#### The exercise:
Quote all of the entries word for word.

#### Data entries:
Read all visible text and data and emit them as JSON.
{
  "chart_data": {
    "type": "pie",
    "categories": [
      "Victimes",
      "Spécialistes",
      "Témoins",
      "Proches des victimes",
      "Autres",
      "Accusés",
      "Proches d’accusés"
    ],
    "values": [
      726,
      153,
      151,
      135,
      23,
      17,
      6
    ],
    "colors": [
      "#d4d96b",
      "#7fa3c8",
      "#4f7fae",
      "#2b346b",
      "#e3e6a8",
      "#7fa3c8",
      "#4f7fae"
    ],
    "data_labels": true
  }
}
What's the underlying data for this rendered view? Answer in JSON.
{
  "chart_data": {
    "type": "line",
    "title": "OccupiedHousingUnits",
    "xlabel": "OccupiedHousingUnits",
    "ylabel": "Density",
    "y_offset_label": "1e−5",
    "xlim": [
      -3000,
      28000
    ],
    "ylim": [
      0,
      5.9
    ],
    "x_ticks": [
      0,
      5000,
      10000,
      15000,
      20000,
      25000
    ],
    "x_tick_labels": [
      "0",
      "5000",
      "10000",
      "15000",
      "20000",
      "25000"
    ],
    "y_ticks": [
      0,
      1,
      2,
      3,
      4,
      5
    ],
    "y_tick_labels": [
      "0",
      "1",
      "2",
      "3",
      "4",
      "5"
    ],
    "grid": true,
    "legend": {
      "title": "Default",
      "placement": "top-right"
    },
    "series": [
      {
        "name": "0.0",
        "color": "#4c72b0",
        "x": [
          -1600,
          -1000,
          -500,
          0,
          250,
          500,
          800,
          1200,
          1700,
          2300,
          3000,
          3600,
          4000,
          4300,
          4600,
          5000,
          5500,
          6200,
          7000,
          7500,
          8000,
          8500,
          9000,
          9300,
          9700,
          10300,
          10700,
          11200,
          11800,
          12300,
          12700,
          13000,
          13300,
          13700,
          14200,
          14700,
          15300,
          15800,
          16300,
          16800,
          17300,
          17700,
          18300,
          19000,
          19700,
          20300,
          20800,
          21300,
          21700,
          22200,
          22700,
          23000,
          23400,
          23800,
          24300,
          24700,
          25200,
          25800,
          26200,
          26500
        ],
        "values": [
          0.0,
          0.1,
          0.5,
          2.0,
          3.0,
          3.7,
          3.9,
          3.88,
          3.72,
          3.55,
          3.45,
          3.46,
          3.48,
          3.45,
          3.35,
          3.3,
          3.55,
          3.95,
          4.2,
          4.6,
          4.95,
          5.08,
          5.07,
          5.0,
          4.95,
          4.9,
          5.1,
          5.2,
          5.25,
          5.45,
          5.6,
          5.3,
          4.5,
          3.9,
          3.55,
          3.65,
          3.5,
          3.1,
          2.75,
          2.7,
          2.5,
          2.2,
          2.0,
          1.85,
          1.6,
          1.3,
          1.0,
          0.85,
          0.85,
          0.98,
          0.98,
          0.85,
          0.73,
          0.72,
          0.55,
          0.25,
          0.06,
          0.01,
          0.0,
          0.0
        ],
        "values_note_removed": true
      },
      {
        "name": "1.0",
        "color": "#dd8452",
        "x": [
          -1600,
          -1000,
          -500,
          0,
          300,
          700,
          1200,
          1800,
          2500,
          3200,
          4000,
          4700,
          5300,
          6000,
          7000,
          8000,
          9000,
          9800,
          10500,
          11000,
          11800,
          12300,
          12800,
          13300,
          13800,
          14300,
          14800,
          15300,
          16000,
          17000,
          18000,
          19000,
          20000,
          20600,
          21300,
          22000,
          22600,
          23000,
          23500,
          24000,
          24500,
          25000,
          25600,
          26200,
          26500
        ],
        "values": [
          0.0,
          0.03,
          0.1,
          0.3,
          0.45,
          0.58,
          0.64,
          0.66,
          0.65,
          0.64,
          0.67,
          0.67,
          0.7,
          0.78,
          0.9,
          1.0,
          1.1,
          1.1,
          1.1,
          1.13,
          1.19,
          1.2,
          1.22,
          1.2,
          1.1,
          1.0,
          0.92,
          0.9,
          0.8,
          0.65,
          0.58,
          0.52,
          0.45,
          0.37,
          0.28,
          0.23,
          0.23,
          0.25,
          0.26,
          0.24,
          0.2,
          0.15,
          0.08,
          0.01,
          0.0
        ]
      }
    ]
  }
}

#### The result:
Read all visible text and data and emit them as JSON.
{
  "chart_data": {
    "type": "pie",
    "categories": [
      "Victimes",
      "Spécialistes",
      "Témoins",
      "Proches des victimes",
      "Autres",
      "Accusés",
      "Proches d’accusés"
    ],
    "values": [
      726,
      153,
      151,
      135,
      23,
      17,
      6
    ],
    "colors": [
      "#d4d96b",
      "#7fa3c8",
      "#4f7fae",
      "#2b346b",
      "#e3e6a8",
      "#7fa3c8",
      "#4f7fae"
    ],
    "data_labels": true
  }
}
What's the underlying data for this rendered view? Answer in JSON.
{
  "chart_data": {
    "type": "line",
    "title": "OccupiedHousingUnits",
    "xlabel": "OccupiedHousingUnits",
    "ylabel": "Density",
    "y_offset_label": "1e−5",
    "xlim": [
      -3000,
      28000
    ],
    "ylim": [
      0,
      5.9
    ],
    "x_ticks": [
      0,
      5000,
      10000,
      15000,
      20000,
      25000
    ],
    "x_tick_labels": [
      "0",
      "5000",
      "10000",
      "15000",
      "20000",
      "25000"
    ],
    "y_ticks": [
      0,
      1,
      2,
      3,
      4,
      5
    ],
    "y_tick_labels": [
      "0",
      "1",
      "2",
      "3",
      "4",
      "5"
    ],
    "grid": true,
    "legend": {
      "title": "Default",
      "placement": "top-right"
    },
    "series": [
      {
        "name": "0.0",
        "color": "#4c72b0",
        "x": [
          -1600,
          -1000,
          -500,
          0,
          250,
          500,
          800,
          1200,
          1700,
          2300,
          3000,
          3600,
          4000,
          4300,
          4600,
          5000,
          5500,
          6200,
          7000,
          7500,
          8000,
          8500,
          9000,
          9300,
          9700,
          10300,
          10700,
          11200,
          11800,
          12300,
          12700,
          13000,
          13300,
          13700,
          14200,
          14700,
          15300,
          15800,
          16300,
          16800,
          17300,
          17700,
          18300,
          19000,
          19700,
          20300,
          20800,
          21300,
          21700,
          22200,
          22700,
          23000,
          23400,
          23800,
          24300,
          24700,
          25200,
          25800,
          26200,
          26500
        ],
        "values": [
          0.0,
          0.1,
          0.5,
          2.0,
          3.0,
          3.7,
          3.9,
          3.88,
          3.72,
          3.55,
          3.45,
          3.46,
          3.48,
          3.45,
          3.35,
          3.3,
          3.55,
          3.95,
          4.2,
          4.6,
          4.95,
          5.08,
          5.07,
          5.0,
          4.95,
          4.9,
          5.1,
          5.2,
          5.25,
          5.45,
          5.6,
          5.3,
          4.5,
          3.9,
          3.55,
          3.65,
          3.5,
          3.1,
          2.75,
          2.7,
          2.5,
          2.2,
          2.0,
          1.85,
          1.6,
          1.3,
          1.0,
          0.85,
          0.85,
          0.98,
          0.98,
          0.85,
          0.73,
          0.72,
          0.55,
          0.25,
          0.06,
          0.01,
          0.0,
          0.0
        ],
        "values_note_removed": true
      },
      {
        "name": "1.0",
        "color": "#dd8452",
        "x": [
          -1600,
          -1000,
          -500,
          0,
          300,
          700,
          1200,
          1800,
          2500,
          3200,
          4000,
          4700,
          5300,
          6000,
          7000,
          8000,
          9000,
          9800,
          10500,
          11000,
          11800,
          12300,
          12800,
          13300,
          13800,
          14300,
          14800,
          15300,
          16000,
          17000,
          18000,
          19000,
          20000,
          20600,
          21300,
          22000,
          22600,
          23000,
          23500,
          24000,
          24500,
          25000,
          25600,
          26200,
          26500
        ],
        "values": [
          0.0,
          0.03,
          0.1,
          0.3,
          0.45,
          0.58,
          0.64,
          0.66,
          0.65,
          0.64,
          0.67,
          0.67,
          0.7,
          0.78,
          0.9,
          1.0,
          1.1,
          1.1,
          1.1,
          1.13,
          1.19,
          1.2,
          1.22,
          1.2,
          1.1,
          1.0,
          0.92,
          0.9,
          0.8,
          0.65,
          0.58,
          0.52,
          0.45,
          0.37,
          0.28,
          0.23,
          0.23,
          0.25,
          0.26,
          0.24,
          0.2,
          0.15,
          0.08,
          0.01,
          0.0
        ]
      }
    ]
  }
}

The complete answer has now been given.